━━━━━ Stored records ━━━━━
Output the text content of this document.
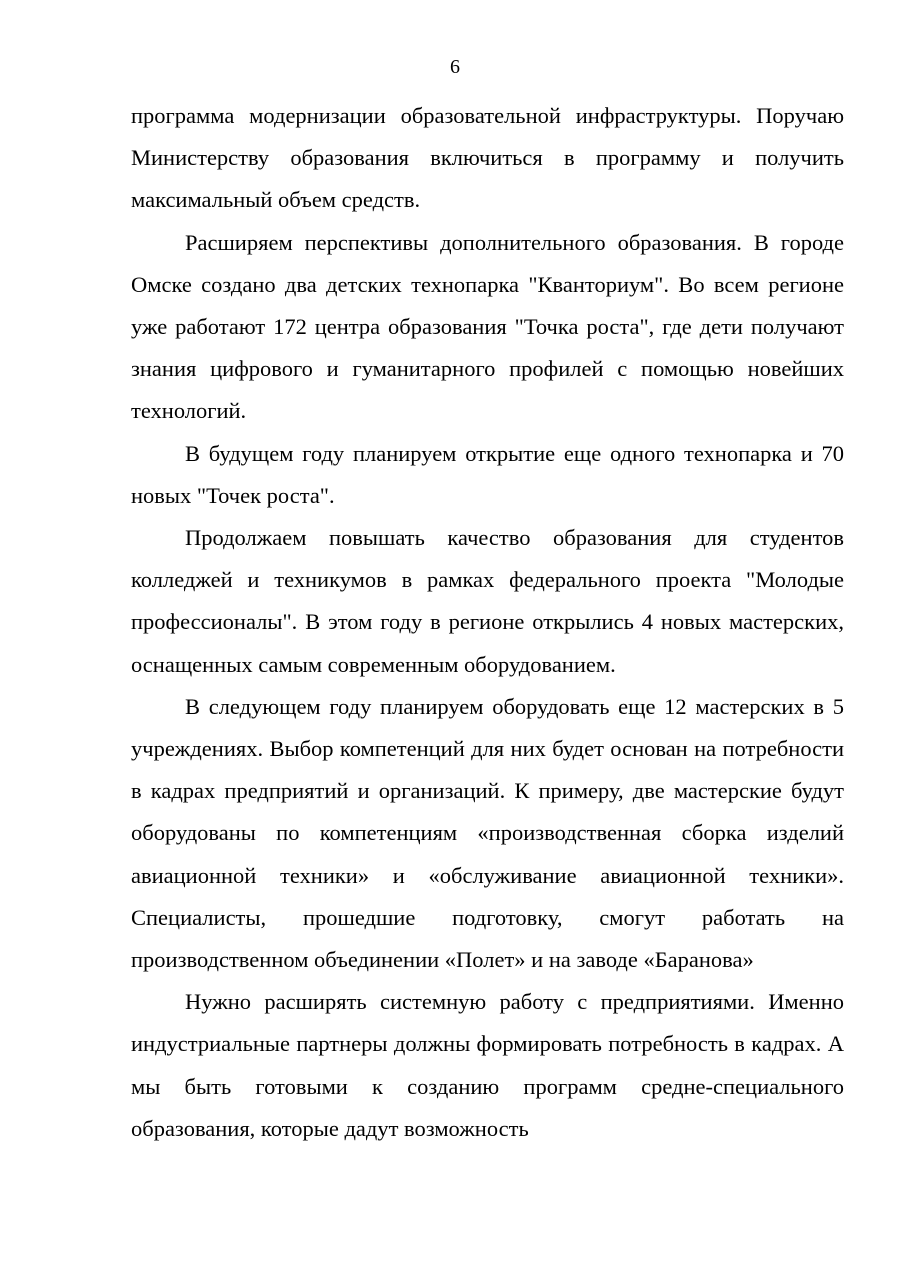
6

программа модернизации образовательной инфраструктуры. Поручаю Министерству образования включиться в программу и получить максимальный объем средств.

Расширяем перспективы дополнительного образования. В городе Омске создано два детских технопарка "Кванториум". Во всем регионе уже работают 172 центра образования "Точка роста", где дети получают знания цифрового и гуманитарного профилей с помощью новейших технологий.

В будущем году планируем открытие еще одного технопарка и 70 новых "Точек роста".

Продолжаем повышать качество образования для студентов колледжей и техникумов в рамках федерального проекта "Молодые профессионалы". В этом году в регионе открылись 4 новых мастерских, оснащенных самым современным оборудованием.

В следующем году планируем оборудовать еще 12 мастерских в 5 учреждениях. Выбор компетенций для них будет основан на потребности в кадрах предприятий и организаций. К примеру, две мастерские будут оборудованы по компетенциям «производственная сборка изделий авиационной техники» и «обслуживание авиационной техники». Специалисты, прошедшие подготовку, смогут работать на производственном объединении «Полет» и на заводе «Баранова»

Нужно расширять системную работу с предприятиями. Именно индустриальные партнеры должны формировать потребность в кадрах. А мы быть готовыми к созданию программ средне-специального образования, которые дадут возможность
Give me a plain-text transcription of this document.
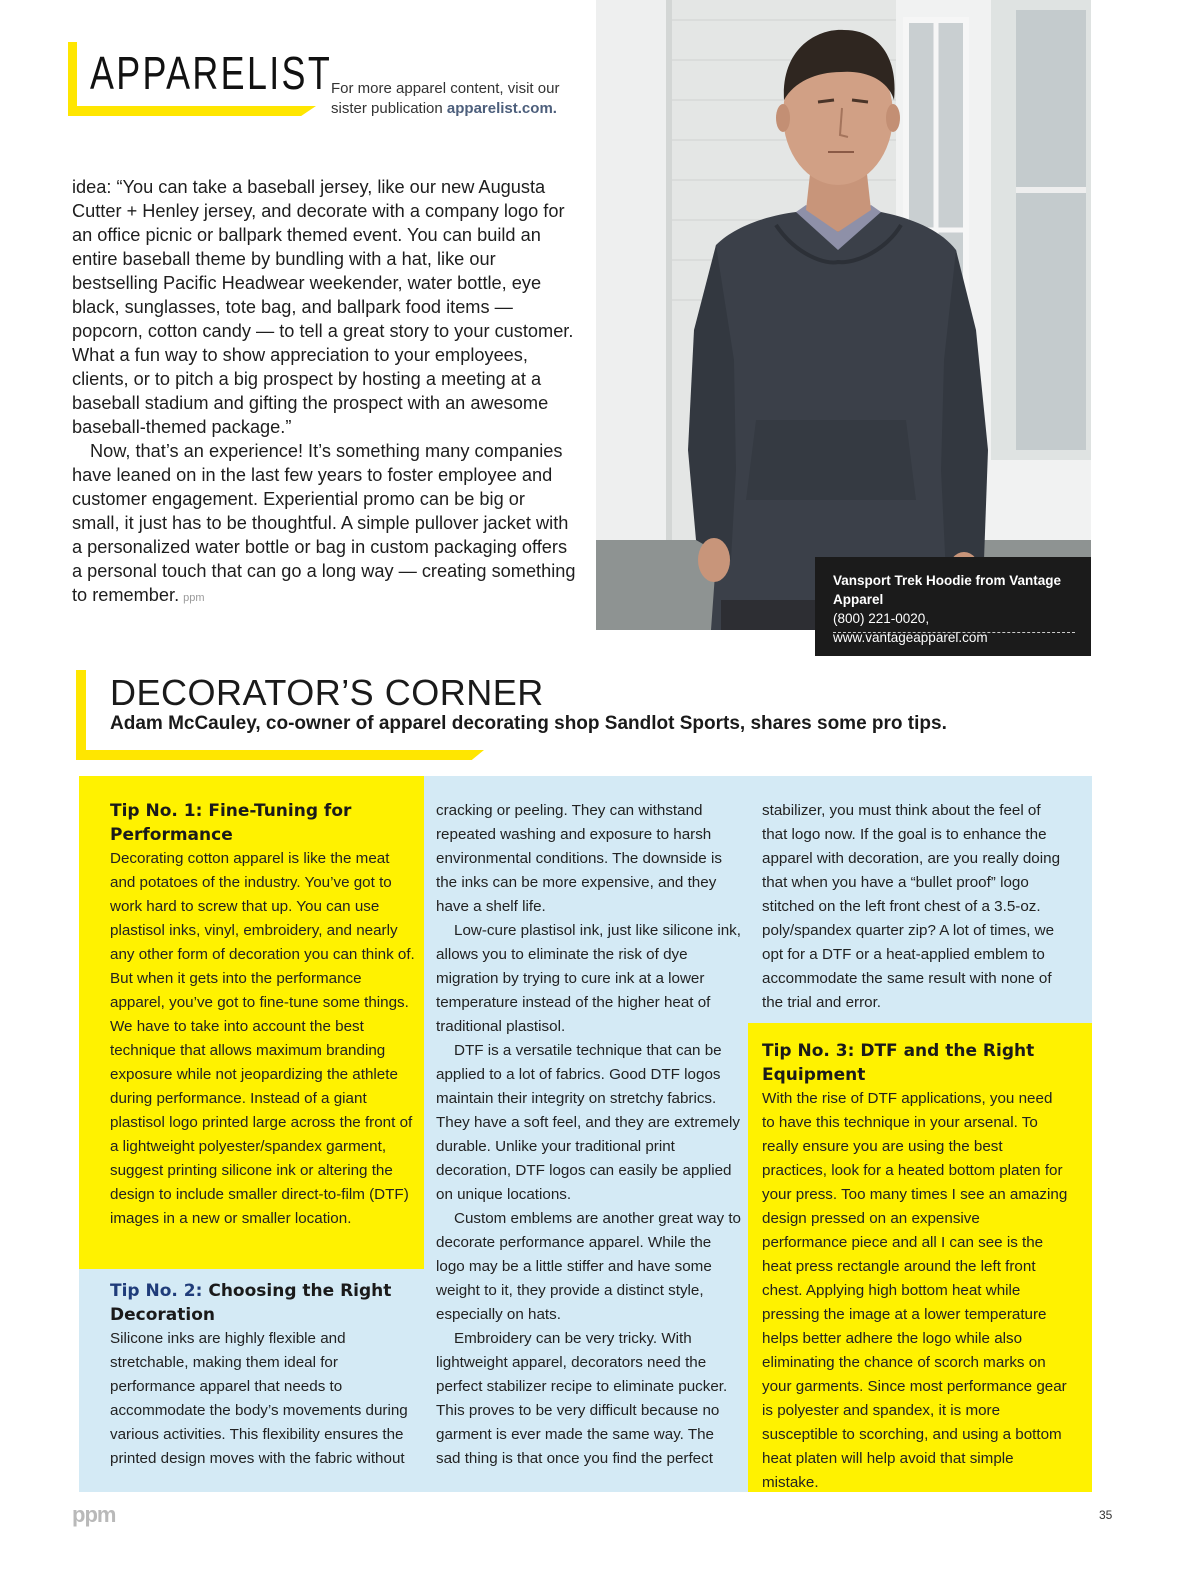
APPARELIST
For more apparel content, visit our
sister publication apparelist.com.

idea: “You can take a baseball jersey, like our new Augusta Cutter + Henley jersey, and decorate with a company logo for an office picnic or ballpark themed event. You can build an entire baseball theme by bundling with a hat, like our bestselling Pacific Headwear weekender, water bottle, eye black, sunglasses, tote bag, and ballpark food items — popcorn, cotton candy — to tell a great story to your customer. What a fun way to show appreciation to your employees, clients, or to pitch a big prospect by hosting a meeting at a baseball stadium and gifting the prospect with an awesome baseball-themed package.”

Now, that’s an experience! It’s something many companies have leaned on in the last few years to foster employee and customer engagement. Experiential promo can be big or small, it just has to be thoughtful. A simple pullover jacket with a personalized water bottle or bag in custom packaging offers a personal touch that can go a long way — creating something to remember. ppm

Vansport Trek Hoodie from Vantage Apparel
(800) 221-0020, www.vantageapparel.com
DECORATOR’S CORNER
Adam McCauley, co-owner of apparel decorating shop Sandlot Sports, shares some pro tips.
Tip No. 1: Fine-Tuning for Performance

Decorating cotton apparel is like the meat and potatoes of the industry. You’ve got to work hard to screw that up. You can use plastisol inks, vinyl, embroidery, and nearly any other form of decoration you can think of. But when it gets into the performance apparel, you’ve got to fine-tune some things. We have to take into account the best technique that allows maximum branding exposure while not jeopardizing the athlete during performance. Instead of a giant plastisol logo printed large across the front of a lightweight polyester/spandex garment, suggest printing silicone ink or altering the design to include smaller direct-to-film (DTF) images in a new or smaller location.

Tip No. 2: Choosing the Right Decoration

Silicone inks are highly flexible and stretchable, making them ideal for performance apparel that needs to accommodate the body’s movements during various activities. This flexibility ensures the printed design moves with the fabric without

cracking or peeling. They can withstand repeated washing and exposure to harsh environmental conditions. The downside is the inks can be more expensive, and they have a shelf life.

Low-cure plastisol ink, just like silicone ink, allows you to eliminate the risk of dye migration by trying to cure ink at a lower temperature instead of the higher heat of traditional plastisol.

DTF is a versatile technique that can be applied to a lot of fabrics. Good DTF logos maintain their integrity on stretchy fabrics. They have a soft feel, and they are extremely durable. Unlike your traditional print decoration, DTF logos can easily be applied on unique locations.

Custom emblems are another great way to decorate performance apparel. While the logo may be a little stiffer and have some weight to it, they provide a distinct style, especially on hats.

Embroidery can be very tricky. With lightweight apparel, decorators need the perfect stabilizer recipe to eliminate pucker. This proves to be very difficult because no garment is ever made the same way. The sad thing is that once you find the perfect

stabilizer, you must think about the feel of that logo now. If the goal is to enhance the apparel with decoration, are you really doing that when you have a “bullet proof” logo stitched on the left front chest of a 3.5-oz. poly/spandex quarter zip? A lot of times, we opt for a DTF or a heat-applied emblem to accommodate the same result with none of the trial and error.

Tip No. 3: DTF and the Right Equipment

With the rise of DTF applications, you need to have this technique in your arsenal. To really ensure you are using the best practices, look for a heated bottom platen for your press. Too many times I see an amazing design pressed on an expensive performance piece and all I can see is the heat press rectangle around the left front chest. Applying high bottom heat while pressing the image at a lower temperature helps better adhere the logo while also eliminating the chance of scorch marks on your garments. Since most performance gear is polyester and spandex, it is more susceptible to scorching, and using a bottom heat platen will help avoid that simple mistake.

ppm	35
━━━━━
━━━━━ Stored records ━━━━━
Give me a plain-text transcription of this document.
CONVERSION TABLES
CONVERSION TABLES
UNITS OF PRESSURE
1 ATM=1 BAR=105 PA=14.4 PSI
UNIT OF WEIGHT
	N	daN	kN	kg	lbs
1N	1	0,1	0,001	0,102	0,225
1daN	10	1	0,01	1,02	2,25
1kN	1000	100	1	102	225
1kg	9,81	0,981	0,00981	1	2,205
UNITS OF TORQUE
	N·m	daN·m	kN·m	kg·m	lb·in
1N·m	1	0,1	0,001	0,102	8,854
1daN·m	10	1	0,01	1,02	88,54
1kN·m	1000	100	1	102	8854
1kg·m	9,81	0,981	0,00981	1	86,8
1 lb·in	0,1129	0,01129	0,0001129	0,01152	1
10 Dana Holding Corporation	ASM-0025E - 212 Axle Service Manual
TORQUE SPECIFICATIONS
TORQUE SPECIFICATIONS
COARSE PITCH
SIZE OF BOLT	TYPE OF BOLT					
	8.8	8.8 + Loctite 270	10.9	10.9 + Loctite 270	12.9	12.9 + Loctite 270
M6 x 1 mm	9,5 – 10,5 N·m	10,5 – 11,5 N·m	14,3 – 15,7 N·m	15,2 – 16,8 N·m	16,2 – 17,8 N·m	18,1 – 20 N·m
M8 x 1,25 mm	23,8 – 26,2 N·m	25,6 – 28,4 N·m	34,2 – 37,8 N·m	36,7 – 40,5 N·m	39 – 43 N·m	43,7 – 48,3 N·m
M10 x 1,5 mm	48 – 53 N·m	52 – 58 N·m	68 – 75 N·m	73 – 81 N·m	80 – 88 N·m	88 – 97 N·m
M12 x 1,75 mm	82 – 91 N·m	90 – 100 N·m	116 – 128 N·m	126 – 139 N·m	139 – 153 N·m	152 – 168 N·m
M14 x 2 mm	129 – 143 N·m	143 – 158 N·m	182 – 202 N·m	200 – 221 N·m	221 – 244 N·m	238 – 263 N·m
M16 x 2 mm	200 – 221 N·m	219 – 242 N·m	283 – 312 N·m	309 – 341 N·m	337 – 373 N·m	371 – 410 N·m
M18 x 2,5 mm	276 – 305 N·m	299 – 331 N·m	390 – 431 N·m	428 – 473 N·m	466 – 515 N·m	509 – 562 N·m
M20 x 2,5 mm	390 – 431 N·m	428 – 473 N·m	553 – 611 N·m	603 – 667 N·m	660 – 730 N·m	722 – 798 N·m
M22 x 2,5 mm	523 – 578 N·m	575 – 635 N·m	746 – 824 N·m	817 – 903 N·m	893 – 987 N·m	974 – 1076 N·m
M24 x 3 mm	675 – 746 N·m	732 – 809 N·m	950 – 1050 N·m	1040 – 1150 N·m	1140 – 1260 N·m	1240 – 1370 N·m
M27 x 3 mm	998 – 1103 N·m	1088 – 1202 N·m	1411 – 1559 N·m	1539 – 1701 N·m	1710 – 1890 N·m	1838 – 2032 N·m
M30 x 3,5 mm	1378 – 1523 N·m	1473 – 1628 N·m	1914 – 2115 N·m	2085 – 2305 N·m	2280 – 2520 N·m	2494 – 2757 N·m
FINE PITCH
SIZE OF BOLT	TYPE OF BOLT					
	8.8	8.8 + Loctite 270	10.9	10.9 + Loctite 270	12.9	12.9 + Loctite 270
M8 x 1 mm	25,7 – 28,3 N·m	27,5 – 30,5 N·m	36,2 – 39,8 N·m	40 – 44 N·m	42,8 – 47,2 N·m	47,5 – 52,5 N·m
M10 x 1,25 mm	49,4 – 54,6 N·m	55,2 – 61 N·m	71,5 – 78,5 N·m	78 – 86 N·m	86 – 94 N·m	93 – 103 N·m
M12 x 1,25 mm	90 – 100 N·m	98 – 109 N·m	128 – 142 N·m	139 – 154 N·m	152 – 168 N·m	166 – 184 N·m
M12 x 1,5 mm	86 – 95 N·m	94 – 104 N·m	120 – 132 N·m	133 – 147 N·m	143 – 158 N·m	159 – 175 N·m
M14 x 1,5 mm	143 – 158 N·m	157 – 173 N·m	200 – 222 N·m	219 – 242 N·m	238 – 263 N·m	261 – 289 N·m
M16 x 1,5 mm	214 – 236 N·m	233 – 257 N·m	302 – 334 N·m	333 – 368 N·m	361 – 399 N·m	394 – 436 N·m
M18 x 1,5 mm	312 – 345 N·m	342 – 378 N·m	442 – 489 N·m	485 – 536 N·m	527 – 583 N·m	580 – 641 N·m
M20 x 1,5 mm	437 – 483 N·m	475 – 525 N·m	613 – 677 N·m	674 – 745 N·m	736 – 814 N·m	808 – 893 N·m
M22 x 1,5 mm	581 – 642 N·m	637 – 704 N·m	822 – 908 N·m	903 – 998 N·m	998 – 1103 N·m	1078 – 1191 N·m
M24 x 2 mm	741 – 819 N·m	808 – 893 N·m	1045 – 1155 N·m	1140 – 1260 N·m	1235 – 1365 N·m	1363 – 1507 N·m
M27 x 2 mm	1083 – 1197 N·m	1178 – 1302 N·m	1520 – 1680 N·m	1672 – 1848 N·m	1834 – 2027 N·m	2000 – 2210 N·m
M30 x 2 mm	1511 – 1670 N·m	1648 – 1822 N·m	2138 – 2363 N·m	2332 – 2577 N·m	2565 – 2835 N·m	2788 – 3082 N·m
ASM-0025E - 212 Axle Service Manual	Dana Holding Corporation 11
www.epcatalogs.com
━━━━━
━━━━━ Stored records ━━━━━
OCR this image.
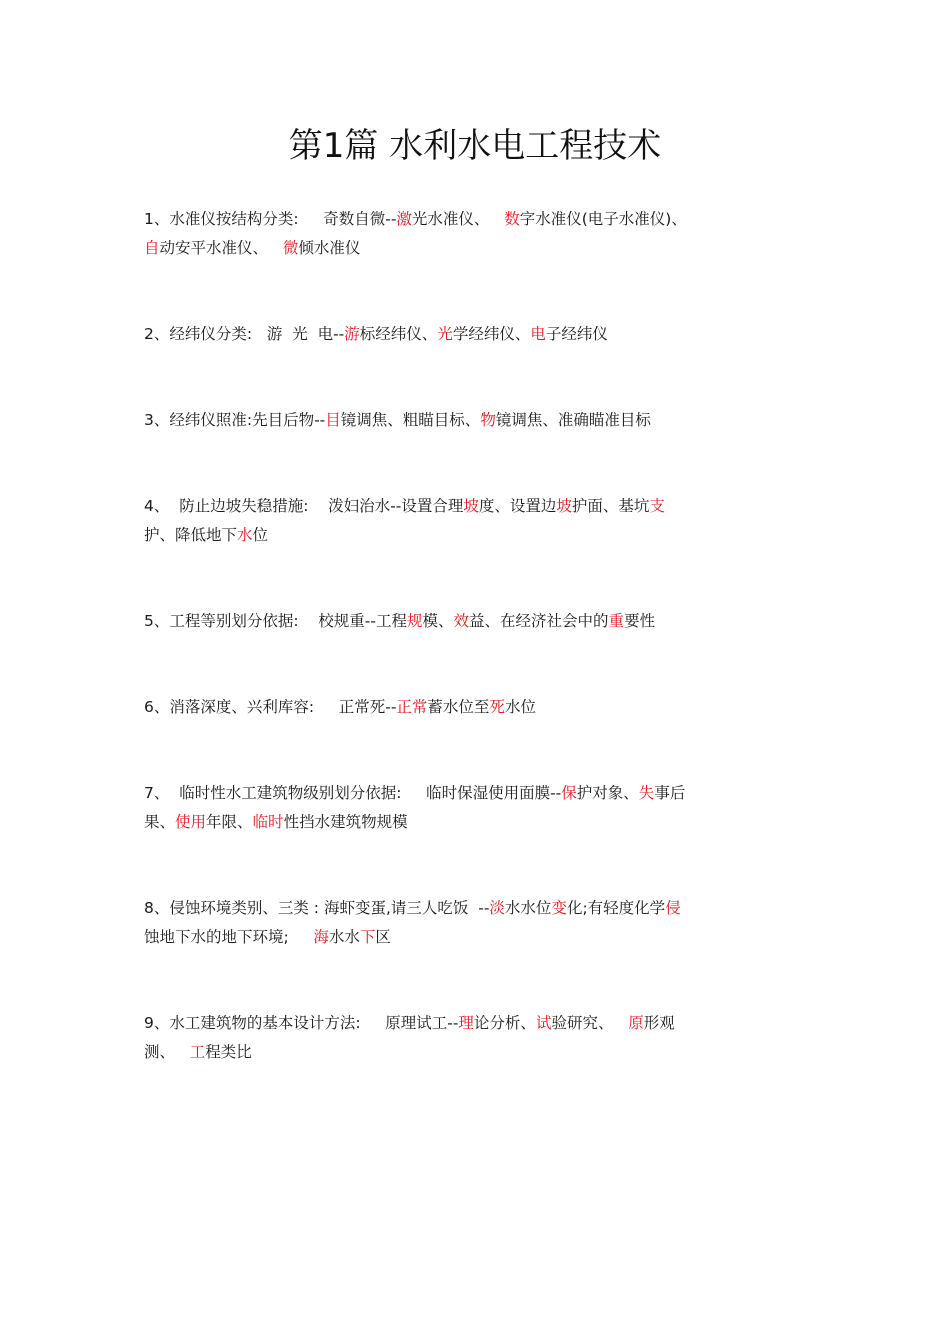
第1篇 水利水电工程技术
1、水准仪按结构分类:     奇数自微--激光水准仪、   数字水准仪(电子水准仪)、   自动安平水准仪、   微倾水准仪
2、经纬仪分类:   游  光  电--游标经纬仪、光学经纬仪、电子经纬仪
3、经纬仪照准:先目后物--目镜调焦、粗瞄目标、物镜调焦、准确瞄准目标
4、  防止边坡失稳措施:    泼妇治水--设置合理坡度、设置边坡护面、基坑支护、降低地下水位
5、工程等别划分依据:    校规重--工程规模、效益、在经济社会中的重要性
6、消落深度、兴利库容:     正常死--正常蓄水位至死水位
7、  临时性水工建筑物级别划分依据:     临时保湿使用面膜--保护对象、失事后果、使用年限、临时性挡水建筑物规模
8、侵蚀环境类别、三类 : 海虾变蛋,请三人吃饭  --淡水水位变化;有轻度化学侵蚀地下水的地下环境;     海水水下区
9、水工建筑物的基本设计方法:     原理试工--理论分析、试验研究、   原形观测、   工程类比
━━━━━
• **Exercise details**
Look for "temperature" and pull out every line that has it.

• **Task result**
Low-cure plastisol ink, just like silicone ink, allows you to eliminate the risk of dye migration by trying to cure ink at a lower temperature instead of the higher heat of traditional plastisol.
With the rise of DTF applications, you need to have this technique in your arsenal. To really ensure you are using the best practices, look for a heated bottom platen for your press. Too many times I see an amazing design pressed on an expensive performance piece and all I can see is the heat press rectangle around the left front chest. Applying high bottom heat while pressing the image at a lower temperature helps better adhere the logo while also eliminating the chance of scorch marks on your garments. Since most performance gear is polyester and spandex, it is more susceptible to scorching, and using a bottom heat platen will help avoid that simple mistake.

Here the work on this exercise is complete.